== Input ==

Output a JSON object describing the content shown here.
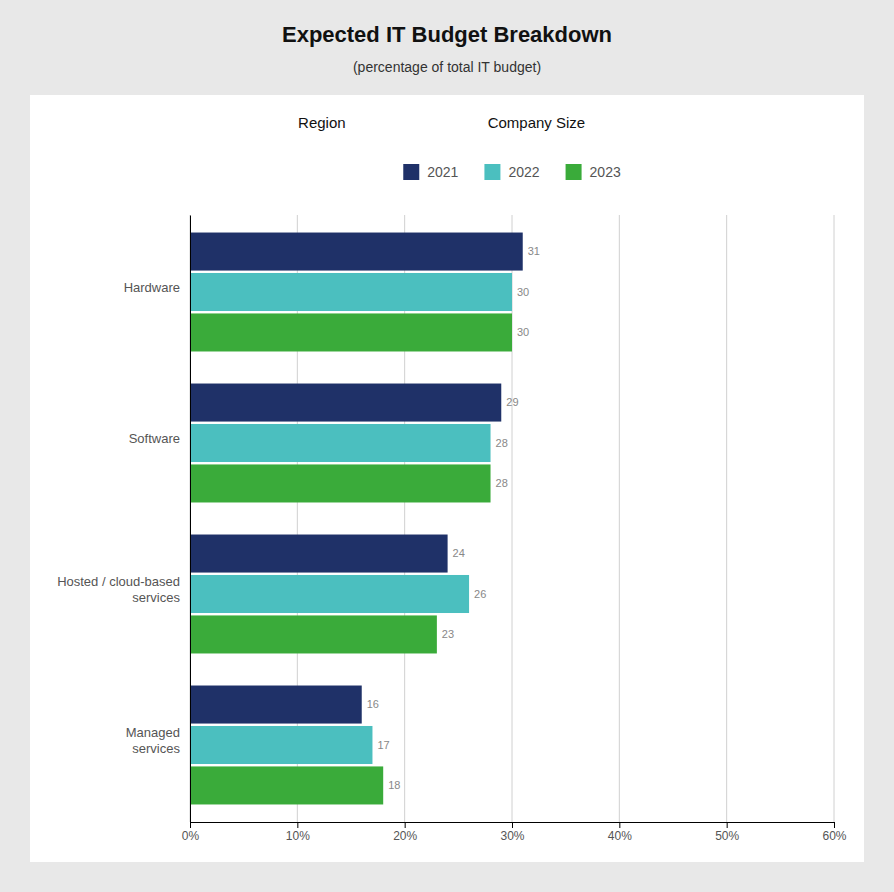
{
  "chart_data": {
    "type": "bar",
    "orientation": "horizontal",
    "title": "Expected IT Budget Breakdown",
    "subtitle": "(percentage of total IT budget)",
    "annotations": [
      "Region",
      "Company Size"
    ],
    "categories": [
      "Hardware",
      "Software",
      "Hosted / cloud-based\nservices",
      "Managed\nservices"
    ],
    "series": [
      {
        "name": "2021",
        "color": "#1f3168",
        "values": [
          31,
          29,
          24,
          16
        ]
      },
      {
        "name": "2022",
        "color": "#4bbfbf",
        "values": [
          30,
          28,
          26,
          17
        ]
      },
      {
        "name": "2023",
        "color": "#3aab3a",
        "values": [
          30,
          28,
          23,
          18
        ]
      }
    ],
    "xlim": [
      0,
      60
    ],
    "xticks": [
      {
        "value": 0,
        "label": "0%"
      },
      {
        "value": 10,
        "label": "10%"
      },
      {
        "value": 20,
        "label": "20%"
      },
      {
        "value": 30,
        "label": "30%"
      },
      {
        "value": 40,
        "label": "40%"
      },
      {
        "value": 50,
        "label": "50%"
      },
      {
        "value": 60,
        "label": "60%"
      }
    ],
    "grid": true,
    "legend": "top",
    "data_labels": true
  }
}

===
== Input ==

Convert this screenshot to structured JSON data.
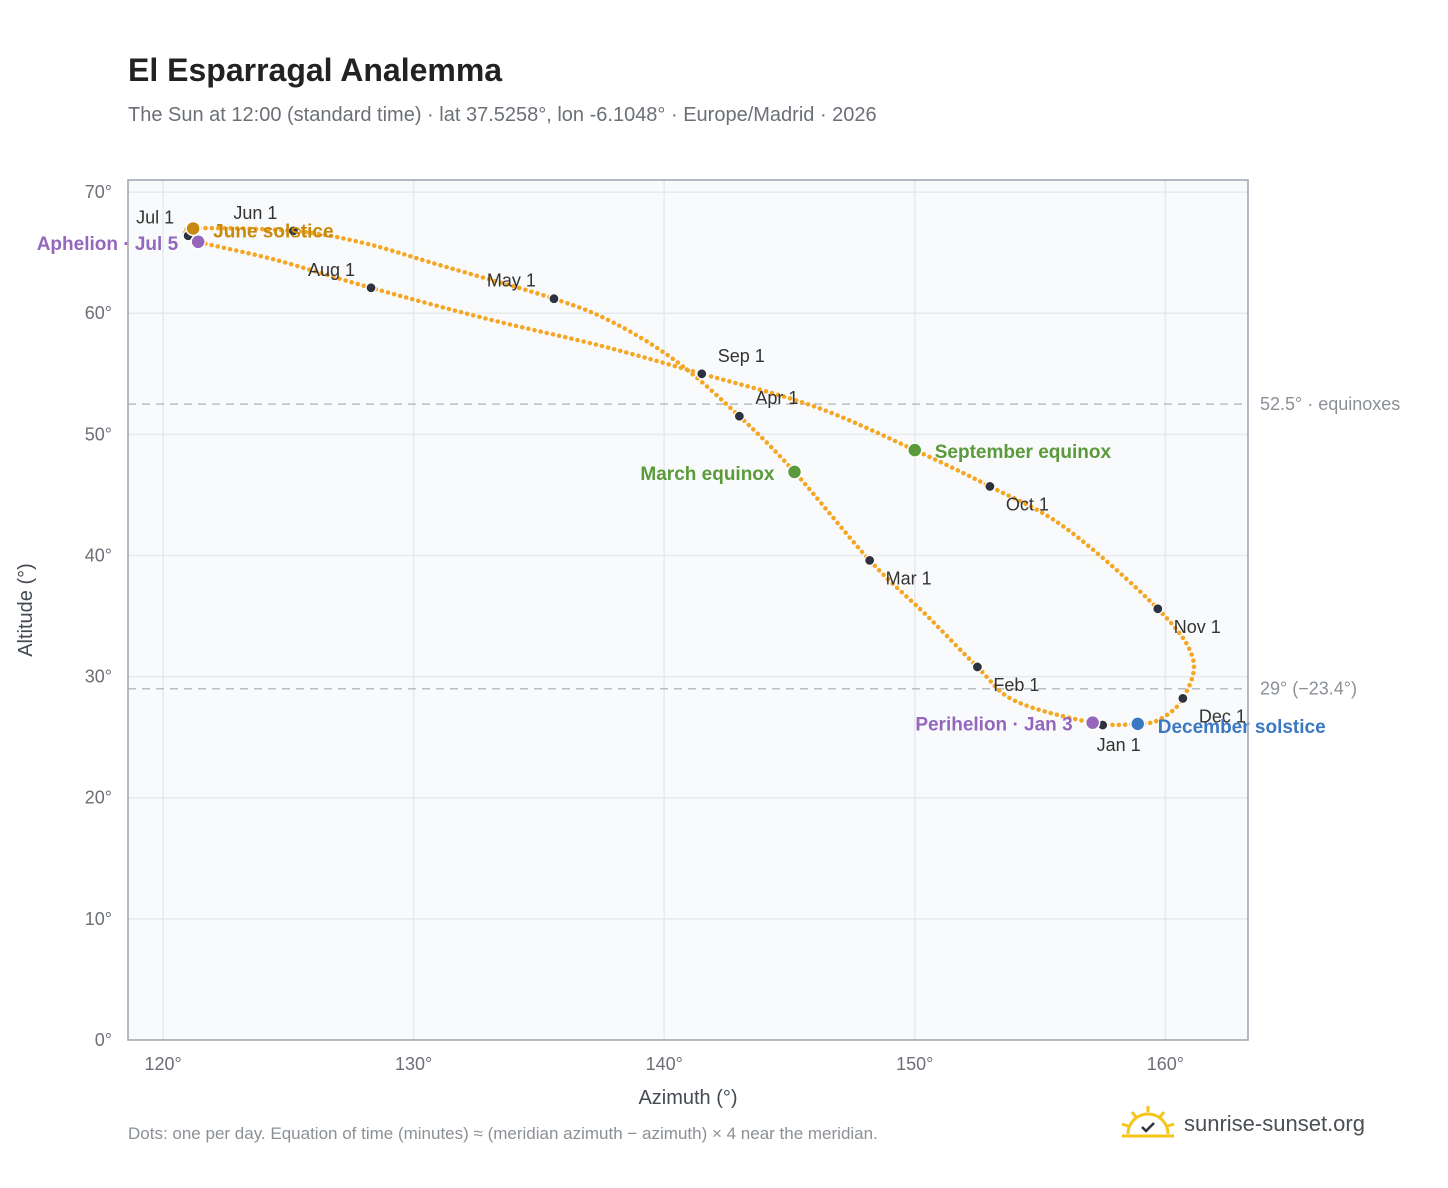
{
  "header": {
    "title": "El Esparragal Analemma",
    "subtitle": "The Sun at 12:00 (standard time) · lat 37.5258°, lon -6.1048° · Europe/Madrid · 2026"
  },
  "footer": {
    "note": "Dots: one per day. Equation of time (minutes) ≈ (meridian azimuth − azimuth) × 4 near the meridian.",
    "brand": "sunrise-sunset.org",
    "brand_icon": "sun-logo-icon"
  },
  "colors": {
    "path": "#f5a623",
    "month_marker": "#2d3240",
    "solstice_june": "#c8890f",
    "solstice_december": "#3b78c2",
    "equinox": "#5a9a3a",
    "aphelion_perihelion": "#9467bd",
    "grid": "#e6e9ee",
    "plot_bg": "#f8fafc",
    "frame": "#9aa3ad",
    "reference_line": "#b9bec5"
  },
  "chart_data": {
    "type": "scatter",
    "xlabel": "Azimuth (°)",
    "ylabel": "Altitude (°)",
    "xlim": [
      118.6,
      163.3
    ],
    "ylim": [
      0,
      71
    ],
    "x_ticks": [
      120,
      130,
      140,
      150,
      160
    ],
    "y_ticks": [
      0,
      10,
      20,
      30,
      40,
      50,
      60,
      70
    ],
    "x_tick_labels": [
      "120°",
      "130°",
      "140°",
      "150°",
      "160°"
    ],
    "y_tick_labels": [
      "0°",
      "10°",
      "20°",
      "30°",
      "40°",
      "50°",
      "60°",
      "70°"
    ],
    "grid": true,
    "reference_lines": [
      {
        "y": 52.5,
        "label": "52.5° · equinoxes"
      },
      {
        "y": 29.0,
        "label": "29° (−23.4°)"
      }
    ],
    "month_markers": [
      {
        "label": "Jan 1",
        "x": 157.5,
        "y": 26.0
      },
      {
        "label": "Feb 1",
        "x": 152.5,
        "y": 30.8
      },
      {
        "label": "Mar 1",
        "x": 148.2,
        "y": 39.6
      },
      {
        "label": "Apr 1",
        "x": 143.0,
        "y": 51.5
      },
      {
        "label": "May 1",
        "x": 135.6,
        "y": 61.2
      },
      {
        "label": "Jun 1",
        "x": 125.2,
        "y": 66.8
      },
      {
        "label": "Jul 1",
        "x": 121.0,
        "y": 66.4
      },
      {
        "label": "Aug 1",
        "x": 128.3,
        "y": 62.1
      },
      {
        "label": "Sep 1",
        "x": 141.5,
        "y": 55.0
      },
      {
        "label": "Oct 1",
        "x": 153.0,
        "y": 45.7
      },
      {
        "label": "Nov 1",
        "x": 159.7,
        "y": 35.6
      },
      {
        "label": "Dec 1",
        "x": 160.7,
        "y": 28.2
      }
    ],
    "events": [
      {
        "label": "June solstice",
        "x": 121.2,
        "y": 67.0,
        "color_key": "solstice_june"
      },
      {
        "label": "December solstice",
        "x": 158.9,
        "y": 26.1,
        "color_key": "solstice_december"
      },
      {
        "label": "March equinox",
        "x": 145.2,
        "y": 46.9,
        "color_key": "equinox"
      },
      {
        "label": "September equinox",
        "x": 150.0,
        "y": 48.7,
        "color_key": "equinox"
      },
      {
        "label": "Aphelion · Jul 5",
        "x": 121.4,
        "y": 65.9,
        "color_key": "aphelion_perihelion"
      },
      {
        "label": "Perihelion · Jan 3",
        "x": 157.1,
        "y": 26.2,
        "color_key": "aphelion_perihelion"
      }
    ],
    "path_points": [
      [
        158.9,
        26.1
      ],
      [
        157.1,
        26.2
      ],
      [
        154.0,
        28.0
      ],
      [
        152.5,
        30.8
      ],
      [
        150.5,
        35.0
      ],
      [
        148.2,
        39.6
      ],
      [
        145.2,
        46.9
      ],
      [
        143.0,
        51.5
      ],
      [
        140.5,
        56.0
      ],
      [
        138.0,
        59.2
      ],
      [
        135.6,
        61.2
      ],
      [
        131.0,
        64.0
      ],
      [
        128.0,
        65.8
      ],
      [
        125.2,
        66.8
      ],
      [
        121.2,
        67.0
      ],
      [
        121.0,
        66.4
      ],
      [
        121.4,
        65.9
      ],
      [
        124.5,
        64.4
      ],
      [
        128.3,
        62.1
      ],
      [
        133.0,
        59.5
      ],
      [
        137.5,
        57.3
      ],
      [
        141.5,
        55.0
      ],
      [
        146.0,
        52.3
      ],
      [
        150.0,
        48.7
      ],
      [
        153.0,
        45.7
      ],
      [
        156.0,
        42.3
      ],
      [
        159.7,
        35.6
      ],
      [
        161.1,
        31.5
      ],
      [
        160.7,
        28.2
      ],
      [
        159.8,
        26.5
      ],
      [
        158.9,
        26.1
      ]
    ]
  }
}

===
== Input ==

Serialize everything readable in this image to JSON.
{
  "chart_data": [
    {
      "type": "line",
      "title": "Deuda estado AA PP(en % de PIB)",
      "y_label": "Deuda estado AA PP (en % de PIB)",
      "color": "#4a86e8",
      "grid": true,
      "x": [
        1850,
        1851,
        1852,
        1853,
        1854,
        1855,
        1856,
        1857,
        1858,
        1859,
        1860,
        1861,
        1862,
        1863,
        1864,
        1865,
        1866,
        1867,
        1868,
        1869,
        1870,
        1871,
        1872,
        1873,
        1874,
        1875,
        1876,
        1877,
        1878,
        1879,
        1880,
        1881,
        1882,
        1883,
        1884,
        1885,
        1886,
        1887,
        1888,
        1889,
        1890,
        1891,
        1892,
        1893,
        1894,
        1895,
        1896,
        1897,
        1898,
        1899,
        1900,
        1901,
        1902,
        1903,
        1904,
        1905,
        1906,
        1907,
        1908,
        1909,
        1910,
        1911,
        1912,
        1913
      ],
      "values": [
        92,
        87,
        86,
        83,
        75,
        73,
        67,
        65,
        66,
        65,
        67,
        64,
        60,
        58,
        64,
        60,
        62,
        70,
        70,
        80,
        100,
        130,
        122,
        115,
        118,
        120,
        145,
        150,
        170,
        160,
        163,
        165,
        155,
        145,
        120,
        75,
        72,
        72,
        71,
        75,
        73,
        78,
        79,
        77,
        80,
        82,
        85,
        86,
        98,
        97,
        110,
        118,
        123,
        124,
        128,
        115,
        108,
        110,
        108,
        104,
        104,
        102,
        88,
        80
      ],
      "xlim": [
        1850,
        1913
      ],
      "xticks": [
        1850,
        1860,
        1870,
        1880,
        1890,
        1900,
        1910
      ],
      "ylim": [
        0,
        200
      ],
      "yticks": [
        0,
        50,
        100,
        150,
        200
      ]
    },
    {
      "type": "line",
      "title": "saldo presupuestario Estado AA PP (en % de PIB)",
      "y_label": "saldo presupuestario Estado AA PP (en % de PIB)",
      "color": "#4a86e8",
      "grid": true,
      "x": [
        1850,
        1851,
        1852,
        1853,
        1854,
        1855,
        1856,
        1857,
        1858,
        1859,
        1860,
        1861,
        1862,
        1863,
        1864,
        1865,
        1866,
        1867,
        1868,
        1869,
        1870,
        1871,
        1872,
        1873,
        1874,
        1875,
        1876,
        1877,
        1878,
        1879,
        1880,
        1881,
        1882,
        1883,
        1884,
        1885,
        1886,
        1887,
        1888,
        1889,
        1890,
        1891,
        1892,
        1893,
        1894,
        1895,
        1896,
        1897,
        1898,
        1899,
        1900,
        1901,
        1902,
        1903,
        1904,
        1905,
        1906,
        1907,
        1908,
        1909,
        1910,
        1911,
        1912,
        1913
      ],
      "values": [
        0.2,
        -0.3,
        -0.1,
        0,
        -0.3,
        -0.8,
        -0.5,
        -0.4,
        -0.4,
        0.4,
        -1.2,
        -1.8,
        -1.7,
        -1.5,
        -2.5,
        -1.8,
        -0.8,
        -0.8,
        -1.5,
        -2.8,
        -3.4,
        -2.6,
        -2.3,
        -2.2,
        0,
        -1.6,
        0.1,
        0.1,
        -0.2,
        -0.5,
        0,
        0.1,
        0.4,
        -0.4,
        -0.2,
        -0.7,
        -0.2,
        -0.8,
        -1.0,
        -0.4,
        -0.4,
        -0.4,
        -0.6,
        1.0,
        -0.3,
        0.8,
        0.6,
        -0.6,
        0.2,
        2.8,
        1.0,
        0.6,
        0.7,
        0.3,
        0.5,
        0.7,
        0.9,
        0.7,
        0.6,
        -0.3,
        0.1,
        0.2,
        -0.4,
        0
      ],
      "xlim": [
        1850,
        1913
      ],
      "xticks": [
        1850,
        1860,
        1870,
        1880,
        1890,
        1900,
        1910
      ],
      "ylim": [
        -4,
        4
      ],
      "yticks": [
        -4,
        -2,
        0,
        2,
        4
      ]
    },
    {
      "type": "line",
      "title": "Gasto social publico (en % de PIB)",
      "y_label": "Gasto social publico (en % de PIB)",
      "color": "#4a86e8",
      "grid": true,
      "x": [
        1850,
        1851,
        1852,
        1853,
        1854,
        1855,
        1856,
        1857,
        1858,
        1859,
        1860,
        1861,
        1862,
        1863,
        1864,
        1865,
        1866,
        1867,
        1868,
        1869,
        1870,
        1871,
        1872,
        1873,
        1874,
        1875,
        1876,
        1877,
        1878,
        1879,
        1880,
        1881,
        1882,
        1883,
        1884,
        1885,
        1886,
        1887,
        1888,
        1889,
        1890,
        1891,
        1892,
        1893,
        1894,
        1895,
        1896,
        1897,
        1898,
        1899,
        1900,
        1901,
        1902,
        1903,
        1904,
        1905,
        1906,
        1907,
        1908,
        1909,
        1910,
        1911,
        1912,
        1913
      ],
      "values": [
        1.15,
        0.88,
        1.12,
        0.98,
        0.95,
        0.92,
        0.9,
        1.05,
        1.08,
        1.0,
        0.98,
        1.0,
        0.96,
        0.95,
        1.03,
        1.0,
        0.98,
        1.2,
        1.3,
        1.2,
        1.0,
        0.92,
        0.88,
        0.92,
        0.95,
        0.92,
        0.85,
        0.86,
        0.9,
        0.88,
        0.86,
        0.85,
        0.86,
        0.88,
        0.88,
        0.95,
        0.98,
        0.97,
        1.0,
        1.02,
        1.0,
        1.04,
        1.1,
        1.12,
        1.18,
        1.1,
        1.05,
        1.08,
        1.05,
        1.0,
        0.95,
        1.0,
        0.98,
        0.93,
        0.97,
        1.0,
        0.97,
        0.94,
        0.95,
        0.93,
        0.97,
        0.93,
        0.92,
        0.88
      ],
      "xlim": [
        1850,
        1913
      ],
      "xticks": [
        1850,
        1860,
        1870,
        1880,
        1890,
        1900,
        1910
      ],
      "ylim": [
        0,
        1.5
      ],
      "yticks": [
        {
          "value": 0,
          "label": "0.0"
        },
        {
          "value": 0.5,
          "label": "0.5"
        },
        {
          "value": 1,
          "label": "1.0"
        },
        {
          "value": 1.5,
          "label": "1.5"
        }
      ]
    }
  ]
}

===

Stated problem =>
List every line above containing the word "subtitle".

Task response =>
    "subtitle": "(percentage of total IT budget)",
    "subtitle": "The Sun at 12:00 (standard time) · lat 37.5258°, lon -6.1048° · Europe/Madrid · 2026"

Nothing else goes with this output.